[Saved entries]
****************

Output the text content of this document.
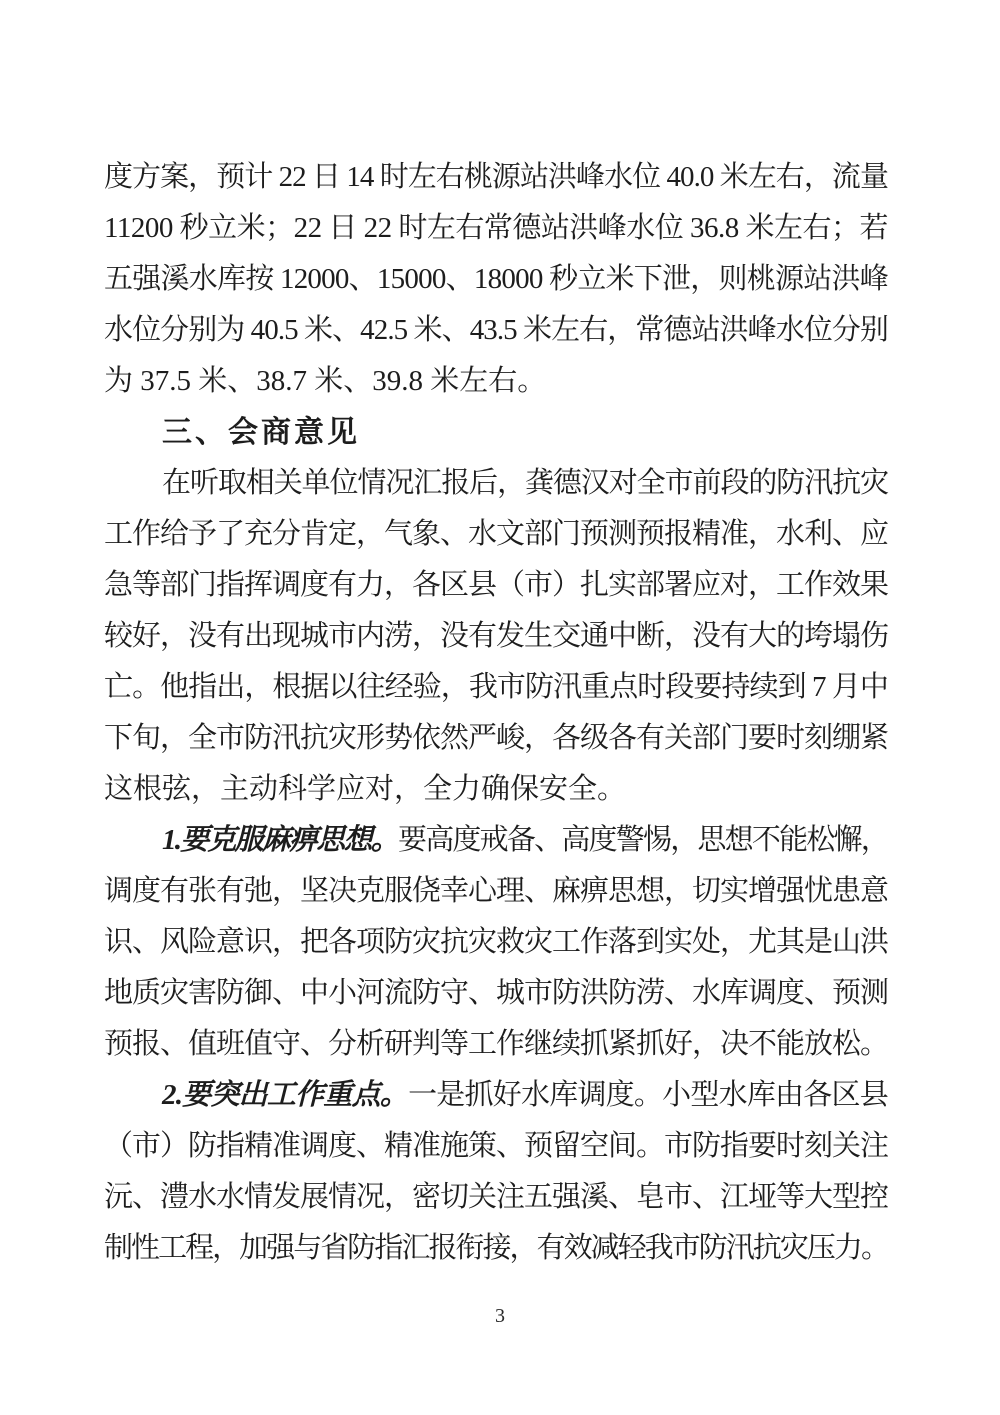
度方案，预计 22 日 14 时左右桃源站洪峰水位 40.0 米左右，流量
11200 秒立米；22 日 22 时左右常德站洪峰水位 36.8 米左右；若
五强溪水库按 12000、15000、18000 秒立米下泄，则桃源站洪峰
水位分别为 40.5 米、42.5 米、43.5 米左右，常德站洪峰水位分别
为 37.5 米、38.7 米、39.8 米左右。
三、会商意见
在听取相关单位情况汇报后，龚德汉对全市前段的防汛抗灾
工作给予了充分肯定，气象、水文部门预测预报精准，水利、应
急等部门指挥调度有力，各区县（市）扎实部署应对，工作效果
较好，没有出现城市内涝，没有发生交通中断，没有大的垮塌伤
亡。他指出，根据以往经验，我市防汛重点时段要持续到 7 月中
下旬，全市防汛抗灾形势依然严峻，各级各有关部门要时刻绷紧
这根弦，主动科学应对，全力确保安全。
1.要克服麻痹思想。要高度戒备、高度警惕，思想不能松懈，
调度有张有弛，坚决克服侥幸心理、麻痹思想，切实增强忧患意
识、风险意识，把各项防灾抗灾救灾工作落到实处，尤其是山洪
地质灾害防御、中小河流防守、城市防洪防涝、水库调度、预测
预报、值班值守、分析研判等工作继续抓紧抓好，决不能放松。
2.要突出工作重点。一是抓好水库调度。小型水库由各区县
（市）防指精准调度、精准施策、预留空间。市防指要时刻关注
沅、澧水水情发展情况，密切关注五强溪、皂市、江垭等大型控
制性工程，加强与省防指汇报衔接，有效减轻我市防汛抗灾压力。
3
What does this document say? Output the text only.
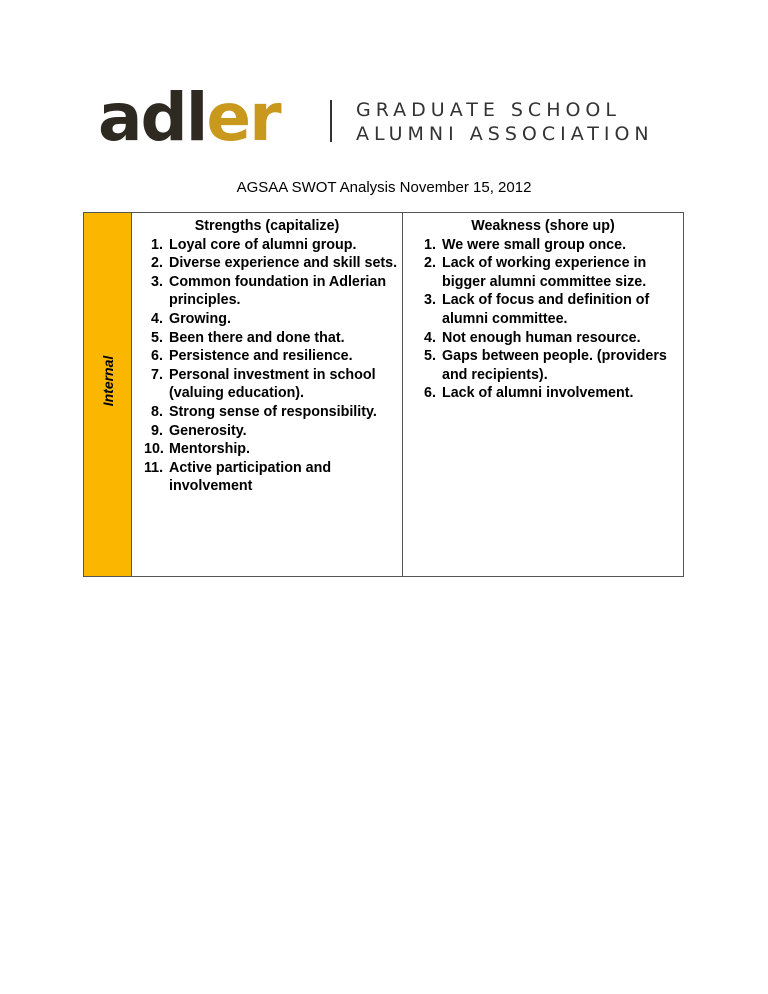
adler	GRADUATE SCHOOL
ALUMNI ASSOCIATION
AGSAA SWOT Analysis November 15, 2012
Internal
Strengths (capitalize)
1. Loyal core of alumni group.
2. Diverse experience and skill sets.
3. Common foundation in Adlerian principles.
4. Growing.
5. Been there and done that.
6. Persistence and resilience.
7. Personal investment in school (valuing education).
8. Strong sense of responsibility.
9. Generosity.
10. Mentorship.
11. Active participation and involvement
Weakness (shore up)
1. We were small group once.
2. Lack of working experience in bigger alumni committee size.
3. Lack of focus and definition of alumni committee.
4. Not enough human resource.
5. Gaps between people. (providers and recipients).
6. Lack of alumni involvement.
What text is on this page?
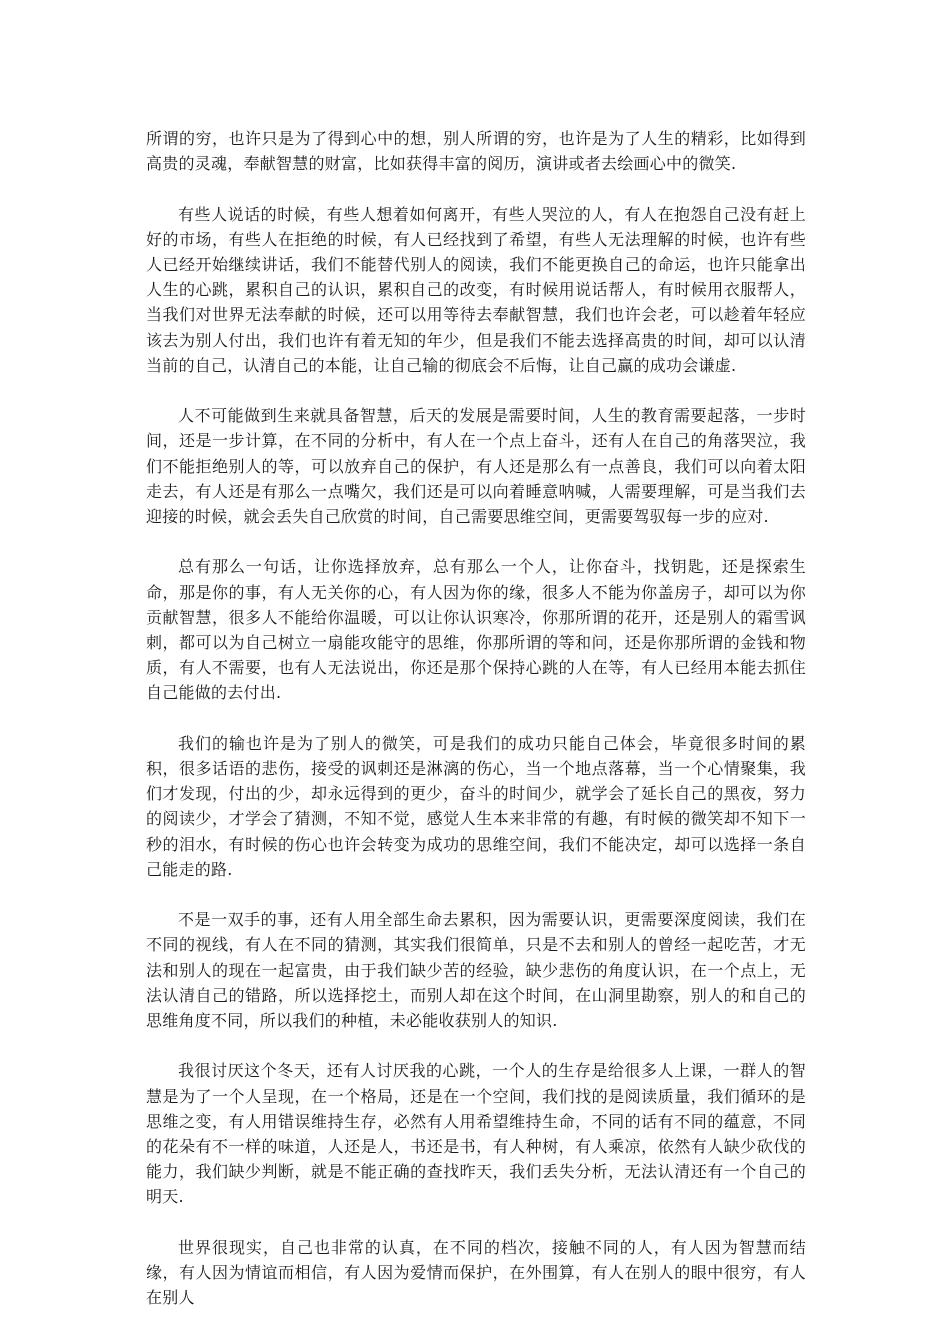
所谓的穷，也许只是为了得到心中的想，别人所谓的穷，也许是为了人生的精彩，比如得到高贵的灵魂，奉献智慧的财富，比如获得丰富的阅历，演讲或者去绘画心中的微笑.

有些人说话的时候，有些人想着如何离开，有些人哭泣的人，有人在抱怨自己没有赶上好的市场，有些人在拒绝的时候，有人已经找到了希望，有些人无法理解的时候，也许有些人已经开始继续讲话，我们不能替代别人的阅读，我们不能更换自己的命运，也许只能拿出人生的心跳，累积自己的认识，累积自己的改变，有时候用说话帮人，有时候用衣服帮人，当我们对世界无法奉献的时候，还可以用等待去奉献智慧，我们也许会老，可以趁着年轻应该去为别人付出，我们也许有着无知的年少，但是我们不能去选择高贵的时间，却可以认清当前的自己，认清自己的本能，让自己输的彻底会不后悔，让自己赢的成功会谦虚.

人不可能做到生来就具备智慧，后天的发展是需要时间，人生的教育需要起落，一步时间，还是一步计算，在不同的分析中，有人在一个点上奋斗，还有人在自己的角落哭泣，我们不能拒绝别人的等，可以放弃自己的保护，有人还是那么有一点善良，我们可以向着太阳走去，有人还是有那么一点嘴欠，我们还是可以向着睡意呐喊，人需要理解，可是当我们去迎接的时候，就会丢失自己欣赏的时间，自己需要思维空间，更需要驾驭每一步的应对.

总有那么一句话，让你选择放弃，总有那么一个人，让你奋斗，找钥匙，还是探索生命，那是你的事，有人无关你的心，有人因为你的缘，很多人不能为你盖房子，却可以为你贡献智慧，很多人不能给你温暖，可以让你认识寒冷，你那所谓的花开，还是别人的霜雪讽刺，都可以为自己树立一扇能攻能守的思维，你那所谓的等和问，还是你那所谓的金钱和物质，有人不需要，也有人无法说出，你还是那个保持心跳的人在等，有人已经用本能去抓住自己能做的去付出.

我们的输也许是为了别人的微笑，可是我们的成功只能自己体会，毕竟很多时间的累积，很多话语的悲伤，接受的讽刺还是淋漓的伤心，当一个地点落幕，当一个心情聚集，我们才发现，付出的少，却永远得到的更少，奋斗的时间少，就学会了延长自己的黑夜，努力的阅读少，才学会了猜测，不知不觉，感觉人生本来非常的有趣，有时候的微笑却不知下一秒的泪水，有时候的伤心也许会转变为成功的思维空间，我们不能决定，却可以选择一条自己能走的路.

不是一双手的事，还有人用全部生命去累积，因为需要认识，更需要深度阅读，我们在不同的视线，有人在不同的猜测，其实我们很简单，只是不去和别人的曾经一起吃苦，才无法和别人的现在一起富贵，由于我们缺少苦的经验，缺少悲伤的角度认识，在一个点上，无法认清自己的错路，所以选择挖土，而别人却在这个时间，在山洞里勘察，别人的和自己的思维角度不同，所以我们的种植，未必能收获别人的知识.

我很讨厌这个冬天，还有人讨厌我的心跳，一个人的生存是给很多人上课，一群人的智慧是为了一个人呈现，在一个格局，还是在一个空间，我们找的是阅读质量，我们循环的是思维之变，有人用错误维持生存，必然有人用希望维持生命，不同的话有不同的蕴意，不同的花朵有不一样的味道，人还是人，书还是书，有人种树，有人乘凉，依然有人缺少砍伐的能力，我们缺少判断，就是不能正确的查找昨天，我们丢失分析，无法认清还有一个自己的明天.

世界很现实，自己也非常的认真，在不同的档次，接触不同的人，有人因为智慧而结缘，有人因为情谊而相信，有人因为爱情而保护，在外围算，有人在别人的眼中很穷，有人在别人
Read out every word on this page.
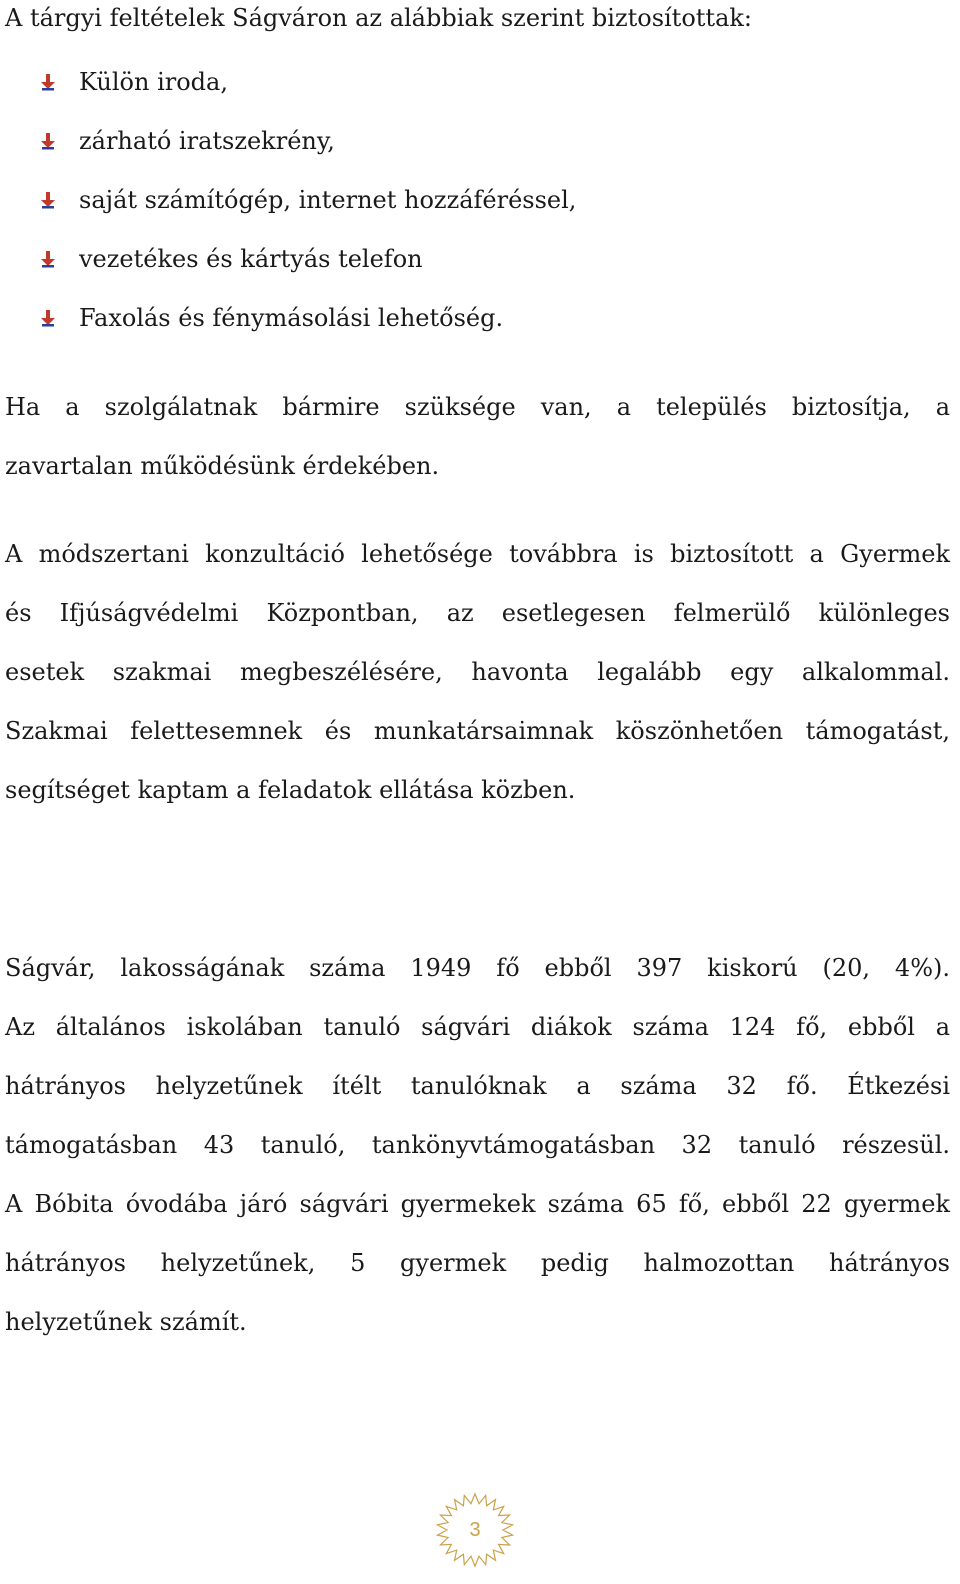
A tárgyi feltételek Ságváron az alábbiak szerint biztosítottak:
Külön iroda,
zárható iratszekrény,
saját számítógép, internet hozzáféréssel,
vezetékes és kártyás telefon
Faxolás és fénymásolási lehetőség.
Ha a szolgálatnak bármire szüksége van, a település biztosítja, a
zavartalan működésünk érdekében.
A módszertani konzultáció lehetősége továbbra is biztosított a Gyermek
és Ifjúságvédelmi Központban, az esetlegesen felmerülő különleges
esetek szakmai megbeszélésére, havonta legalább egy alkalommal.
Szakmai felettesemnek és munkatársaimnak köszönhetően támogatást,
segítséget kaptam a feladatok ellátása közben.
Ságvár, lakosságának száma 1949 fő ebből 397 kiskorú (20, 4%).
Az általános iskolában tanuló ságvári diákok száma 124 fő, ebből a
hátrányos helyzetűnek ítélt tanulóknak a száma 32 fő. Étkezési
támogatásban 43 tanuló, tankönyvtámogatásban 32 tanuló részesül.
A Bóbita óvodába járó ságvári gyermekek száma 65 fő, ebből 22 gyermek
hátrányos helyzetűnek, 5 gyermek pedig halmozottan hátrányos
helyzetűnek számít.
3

****************

Exercise
Exclude the pictures and transcribe all of the entries exactly.

Full answer
Output the text content of this document.
度方案，预计 22 日 14 时左右桃源站洪峰水位 40.0 米左右，流量
11200 秒立米；22 日 22 时左右常德站洪峰水位 36.8 米左右；若
五强溪水库按 12000、15000、18000 秒立米下泄，则桃源站洪峰
水位分别为 40.5 米、42.5 米、43.5 米左右，常德站洪峰水位分别
为 37.5 米、38.7 米、39.8 米左右。
三、会商意见
在听取相关单位情况汇报后，龚德汉对全市前段的防汛抗灾
工作给予了充分肯定，气象、水文部门预测预报精准，水利、应
急等部门指挥调度有力，各区县（市）扎实部署应对，工作效果
较好，没有出现城市内涝，没有发生交通中断，没有大的垮塌伤
亡。他指出，根据以往经验，我市防汛重点时段要持续到 7 月中
下旬，全市防汛抗灾形势依然严峻，各级各有关部门要时刻绷紧
这根弦，主动科学应对，全力确保安全。
1.要克服麻痹思想。要高度戒备、高度警惕，思想不能松懈，
调度有张有弛，坚决克服侥幸心理、麻痹思想，切实增强忧患意
识、风险意识，把各项防灾抗灾救灾工作落到实处，尤其是山洪
地质灾害防御、中小河流防守、城市防洪防涝、水库调度、预测
预报、值班值守、分析研判等工作继续抓紧抓好，决不能放松。
2.要突出工作重点。一是抓好水库调度。小型水库由各区县
（市）防指精准调度、精准施策、预留空间。市防指要时刻关注
沅、澧水水情发展情况，密切关注五强溪、皂市、江垭等大型控
制性工程，加强与省防指汇报衔接，有效减轻我市防汛抗灾压力。
3
What does this document say? Output the text only.
adler	GRADUATE SCHOOL
ALUMNI ASSOCIATION
AGSAA SWOT Analysis November 15, 2012
Internal
Strengths (capitalize)
1. Loyal core of alumni group.
2. Diverse experience and skill sets.
3. Common foundation in Adlerian principles.
4. Growing.
5. Been there and done that.
6. Persistence and resilience.
7. Personal investment in school (valuing education).
8. Strong sense of responsibility.
9. Generosity.
10. Mentorship.
11. Active participation and involvement
Weakness (shore up)
1. We were small group once.
2. Lack of working experience in bigger alumni committee size.
3. Lack of focus and definition of alumni committee.
4. Not enough human resource.
5. Gaps between people. (providers and recipients).
6. Lack of alumni involvement.
What text is on this page?
所谓的穷，也许只是为了得到心中的想，别人所谓的穷，也许是为了人生的精彩，比如得到高贵的灵魂，奉献智慧的财富，比如获得丰富的阅历，演讲或者去绘画心中的微笑.

有些人说话的时候，有些人想着如何离开，有些人哭泣的人，有人在抱怨自己没有赶上好的市场，有些人在拒绝的时候，有人已经找到了希望，有些人无法理解的时候，也许有些人已经开始继续讲话，我们不能替代别人的阅读，我们不能更换自己的命运，也许只能拿出人生的心跳，累积自己的认识，累积自己的改变，有时候用说话帮人，有时候用衣服帮人，当我们对世界无法奉献的时候，还可以用等待去奉献智慧，我们也许会老，可以趁着年轻应该去为别人付出，我们也许有着无知的年少，但是我们不能去选择高贵的时间，却可以认清当前的自己，认清自己的本能，让自己输的彻底会不后悔，让自己赢的成功会谦虚.

人不可能做到生来就具备智慧，后天的发展是需要时间，人生的教育需要起落，一步时间，还是一步计算，在不同的分析中，有人在一个点上奋斗，还有人在自己的角落哭泣，我们不能拒绝别人的等，可以放弃自己的保护，有人还是那么有一点善良，我们可以向着太阳走去，有人还是有那么一点嘴欠，我们还是可以向着睡意呐喊，人需要理解，可是当我们去迎接的时候，就会丢失自己欣赏的时间，自己需要思维空间，更需要驾驭每一步的应对.

总有那么一句话，让你选择放弃，总有那么一个人，让你奋斗，找钥匙，还是探索生命，那是你的事，有人无关你的心，有人因为你的缘，很多人不能为你盖房子，却可以为你贡献智慧，很多人不能给你温暖，可以让你认识寒冷，你那所谓的花开，还是别人的霜雪讽刺，都可以为自己树立一扇能攻能守的思维，你那所谓的等和问，还是你那所谓的金钱和物质，有人不需要，也有人无法说出，你还是那个保持心跳的人在等，有人已经用本能去抓住自己能做的去付出.

我们的输也许是为了别人的微笑，可是我们的成功只能自己体会，毕竟很多时间的累积，很多话语的悲伤，接受的讽刺还是淋漓的伤心，当一个地点落幕，当一个心情聚集，我们才发现，付出的少，却永远得到的更少，奋斗的时间少，就学会了延长自己的黑夜，努力的阅读少，才学会了猜测，不知不觉，感觉人生本来非常的有趣，有时候的微笑却不知下一秒的泪水，有时候的伤心也许会转变为成功的思维空间，我们不能决定，却可以选择一条自己能走的路.

不是一双手的事，还有人用全部生命去累积，因为需要认识，更需要深度阅读，我们在不同的视线，有人在不同的猜测，其实我们很简单，只是不去和别人的曾经一起吃苦，才无法和别人的现在一起富贵，由于我们缺少苦的经验，缺少悲伤的角度认识，在一个点上，无法认清自己的错路，所以选择挖土，而别人却在这个时间，在山洞里勘察，别人的和自己的思维角度不同，所以我们的种植，未必能收获别人的知识.

我很讨厌这个冬天，还有人讨厌我的心跳，一个人的生存是给很多人上课，一群人的智慧是为了一个人呈现，在一个格局，还是在一个空间，我们找的是阅读质量，我们循环的是思维之变，有人用错误维持生存，必然有人用希望维持生命，不同的话有不同的蕴意，不同的花朵有不一样的味道，人还是人，书还是书，有人种树，有人乘凉，依然有人缺少砍伐的能力，我们缺少判断，就是不能正确的查找昨天，我们丢失分析，无法认清还有一个自己的明天.

世界很现实，自己也非常的认真，在不同的档次，接触不同的人，有人因为智慧而结缘，有人因为情谊而相信，有人因为爱情而保护，在外围算，有人在别人的眼中很穷，有人在别人
Read out every word on this page.
A tárgyi feltételek Ságváron az alábbiak szerint biztosítottak:
Külön iroda,
zárható iratszekrény,
saját számítógép, internet hozzáféréssel,
vezetékes és kártyás telefon
Faxolás és fénymásolási lehetőség.
Ha a szolgálatnak bármire szüksége van, a település biztosítja, a
zavartalan működésünk érdekében.
A módszertani konzultáció lehetősége továbbra is biztosított a Gyermek
és Ifjúságvédelmi Központban, az esetlegesen felmerülő különleges
esetek szakmai megbeszélésére, havonta legalább egy alkalommal.
Szakmai felettesemnek és munkatársaimnak köszönhetően támogatást,
segítséget kaptam a feladatok ellátása közben.
Ságvár, lakosságának száma 1949 fő ebből 397 kiskorú (20, 4%).
Az általános iskolában tanuló ságvári diákok száma 124 fő, ebből a
hátrányos helyzetűnek ítélt tanulóknak a száma 32 fő. Étkezési
támogatásban 43 tanuló, tankönyvtámogatásban 32 tanuló részesül.
A Bóbita óvodába járó ságvári gyermekek száma 65 fő, ebből 22 gyermek
hátrányos helyzetűnek, 5 gyermek pedig halmozottan hátrányos
helyzetűnek számít.
3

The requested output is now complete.